TASK DIRECTIONS
Take the material and output all of it exactly.

[Saved entries]
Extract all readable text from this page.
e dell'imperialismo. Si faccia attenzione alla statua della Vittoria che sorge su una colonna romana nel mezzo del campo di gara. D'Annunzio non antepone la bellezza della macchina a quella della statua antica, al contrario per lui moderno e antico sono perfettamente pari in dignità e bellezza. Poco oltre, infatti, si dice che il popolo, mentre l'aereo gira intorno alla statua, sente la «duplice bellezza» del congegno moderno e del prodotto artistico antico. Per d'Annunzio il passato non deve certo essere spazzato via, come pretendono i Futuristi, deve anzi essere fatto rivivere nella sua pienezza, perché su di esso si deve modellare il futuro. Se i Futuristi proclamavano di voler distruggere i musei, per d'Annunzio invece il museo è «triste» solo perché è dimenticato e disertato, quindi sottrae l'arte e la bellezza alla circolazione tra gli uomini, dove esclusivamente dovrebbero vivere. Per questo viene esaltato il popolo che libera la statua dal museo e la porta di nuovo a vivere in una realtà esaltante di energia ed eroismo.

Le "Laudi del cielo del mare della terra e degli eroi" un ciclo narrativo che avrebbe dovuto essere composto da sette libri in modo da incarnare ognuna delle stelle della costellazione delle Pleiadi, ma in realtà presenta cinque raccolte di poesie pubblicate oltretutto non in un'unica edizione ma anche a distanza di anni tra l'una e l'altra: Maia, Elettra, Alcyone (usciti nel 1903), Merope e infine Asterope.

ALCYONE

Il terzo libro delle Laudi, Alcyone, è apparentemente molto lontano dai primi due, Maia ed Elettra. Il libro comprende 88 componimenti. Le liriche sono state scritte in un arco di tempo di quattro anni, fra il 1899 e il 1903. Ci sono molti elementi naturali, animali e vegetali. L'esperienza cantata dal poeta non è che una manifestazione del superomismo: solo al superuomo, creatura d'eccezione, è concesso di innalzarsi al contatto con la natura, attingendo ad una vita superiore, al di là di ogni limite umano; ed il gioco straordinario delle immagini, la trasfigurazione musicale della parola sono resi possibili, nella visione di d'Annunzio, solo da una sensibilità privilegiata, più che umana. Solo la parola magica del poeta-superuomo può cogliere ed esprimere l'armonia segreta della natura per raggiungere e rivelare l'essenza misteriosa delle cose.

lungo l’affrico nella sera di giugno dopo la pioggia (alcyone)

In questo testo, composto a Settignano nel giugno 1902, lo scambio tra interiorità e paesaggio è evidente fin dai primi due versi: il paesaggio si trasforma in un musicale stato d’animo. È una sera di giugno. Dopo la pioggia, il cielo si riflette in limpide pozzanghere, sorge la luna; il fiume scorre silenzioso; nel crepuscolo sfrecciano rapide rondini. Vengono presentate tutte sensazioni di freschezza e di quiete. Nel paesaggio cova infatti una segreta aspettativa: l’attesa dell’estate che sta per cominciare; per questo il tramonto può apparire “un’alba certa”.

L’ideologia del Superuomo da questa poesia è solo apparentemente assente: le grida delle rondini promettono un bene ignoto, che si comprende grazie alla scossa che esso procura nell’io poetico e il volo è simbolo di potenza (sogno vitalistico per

IN RESPONSE
Extract all readable text from this page.
e dell'imperialismo. Si faccia attenzione alla statua della Vittoria che sorge su una colonna romana nel mezzo del campo di gara. D'Annunzio non antepone la bellezza della macchina a quella della statua antica, al contrario per lui moderno e antico sono perfettamente pari in dignità e bellezza. Poco oltre, infatti, si dice che il popolo, mentre l'aereo gira intorno alla statua, sente la «duplice bellezza» del congegno moderno e del prodotto artistico antico. Per d'Annunzio il passato non deve certo essere spazzato via, come pretendono i Futuristi, deve anzi essere fatto rivivere nella sua pienezza, perché su di esso si deve modellare il futuro. Se i Futuristi proclamavano di voler distruggere i musei, per d'Annunzio invece il museo è «triste» solo perché è dimenticato e disertato, quindi sottrae l'arte e la bellezza alla circolazione tra gli uomini, dove esclusivamente dovrebbero vivere. Per questo viene esaltato il popolo che libera la statua dal museo e la porta di nuovo a vivere in una realtà esaltante di energia ed eroismo.

Le "Laudi del cielo del mare della terra e degli eroi" un ciclo narrativo che avrebbe dovuto essere composto da sette libri in modo da incarnare ognuna delle stelle della costellazione delle Pleiadi, ma in realtà presenta cinque raccolte di poesie pubblicate oltretutto non in un'unica edizione ma anche a distanza di anni tra l'una e l'altra: Maia, Elettra, Alcyone (usciti nel 1903), Merope e infine Asterope.

ALCYONE

Il terzo libro delle Laudi, Alcyone, è apparentemente molto lontano dai primi due, Maia ed Elettra. Il libro comprende 88 componimenti. Le liriche sono state scritte in un arco di tempo di quattro anni, fra il 1899 e il 1903. Ci sono molti elementi naturali, animali e vegetali. L'esperienza cantata dal poeta non è che una manifestazione del superomismo: solo al superuomo, creatura d'eccezione, è concesso di innalzarsi al contatto con la natura, attingendo ad una vita superiore, al di là di ogni limite umano; ed il gioco straordinario delle immagini, la trasfigurazione musicale della parola sono resi possibili, nella visione di d'Annunzio, solo da una sensibilità privilegiata, più che umana. Solo la parola magica del poeta-superuomo può cogliere ed esprimere l'armonia segreta della natura per raggiungere e rivelare l'essenza misteriosa delle cose.

lungo l’affrico nella sera di giugno dopo la pioggia (alcyone)

In questo testo, composto a Settignano nel giugno 1902, lo scambio tra interiorità e paesaggio è evidente fin dai primi due versi: il paesaggio si trasforma in un musicale stato d’animo. È una sera di giugno. Dopo la pioggia, il cielo si riflette in limpide pozzanghere, sorge la luna; il fiume scorre silenzioso; nel crepuscolo sfrecciano rapide rondini. Vengono presentate tutte sensazioni di freschezza e di quiete. Nel paesaggio cova infatti una segreta aspettativa: l’attesa dell’estate che sta per cominciare; per questo il tramonto può apparire “un’alba certa”.

L’ideologia del Superuomo da questa poesia è solo apparentemente assente: le grida delle rondini promettono un bene ignoto, che si comprende grazie alla scossa che esso procura nell’io poetico e il volo è simbolo di potenza (sogno vitalistico per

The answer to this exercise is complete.